%%

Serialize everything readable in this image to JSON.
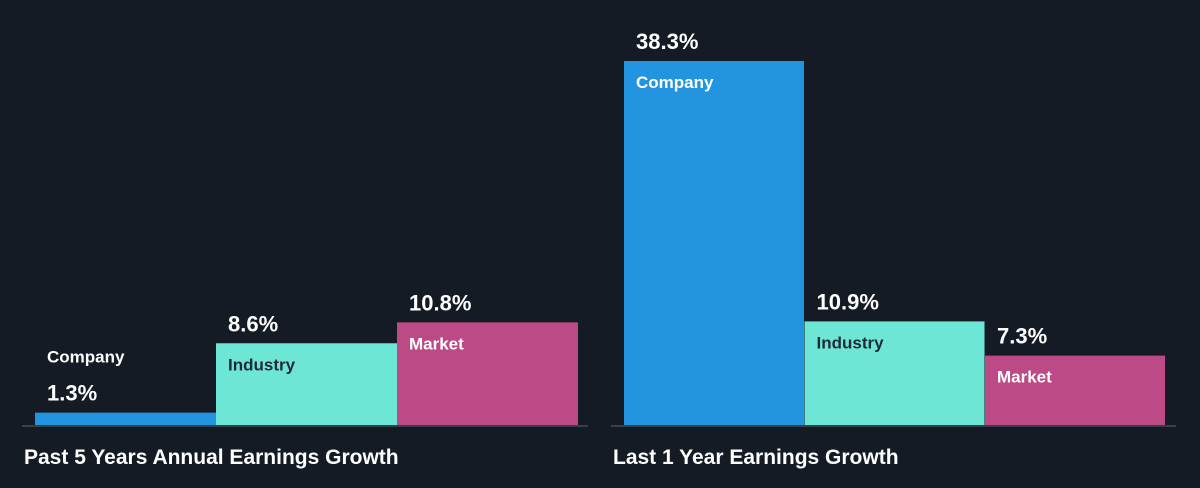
{
  "chart_data": [
    {
      "type": "bar",
      "title": "Past 5 Years Annual Earnings Growth",
      "categories": [
        "Company",
        "Industry",
        "Market"
      ],
      "values": [
        1.3,
        8.6,
        10.8
      ],
      "value_labels": [
        "1.3%",
        "8.6%",
        "10.8%"
      ],
      "unit": "%"
    },
    {
      "type": "bar",
      "title": "Last 1 Year Earnings Growth",
      "categories": [
        "Company",
        "Industry",
        "Market"
      ],
      "values": [
        38.3,
        10.9,
        7.3
      ],
      "value_labels": [
        "38.3%",
        "10.9%",
        "7.3%"
      ],
      "unit": "%"
    }
  ],
  "colors": {
    "background": "#151b24",
    "company": "#2394df",
    "industry": "#6ee6d6",
    "market": "#bc4a86",
    "baseline": "#5a6170",
    "text": "#ffffff",
    "dark_text": "#1e2a3a"
  }
}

%%

» **REQUIRED TASK**:
Every line of the data above should be quoted exactly. Omit the pictures.

» **RESPONSE BELOW**:
Serialize everything readable in this image to JSON.
{
  "chart_data": [
    {
      "type": "bar",
      "title": "Past 5 Years Annual Earnings Growth",
      "categories": [
        "Company",
        "Industry",
        "Market"
      ],
      "values": [
        1.3,
        8.6,
        10.8
      ],
      "value_labels": [
        "1.3%",
        "8.6%",
        "10.8%"
      ],
      "unit": "%"
    },
    {
      "type": "bar",
      "title": "Last 1 Year Earnings Growth",
      "categories": [
        "Company",
        "Industry",
        "Market"
      ],
      "values": [
        38.3,
        10.9,
        7.3
      ],
      "value_labels": [
        "38.3%",
        "10.9%",
        "7.3%"
      ],
      "unit": "%"
    }
  ],
  "colors": {
    "background": "#151b24",
    "company": "#2394df",
    "industry": "#6ee6d6",
    "market": "#bc4a86",
    "baseline": "#5a6170",
    "text": "#ffffff",
    "dark_text": "#1e2a3a"
  }
}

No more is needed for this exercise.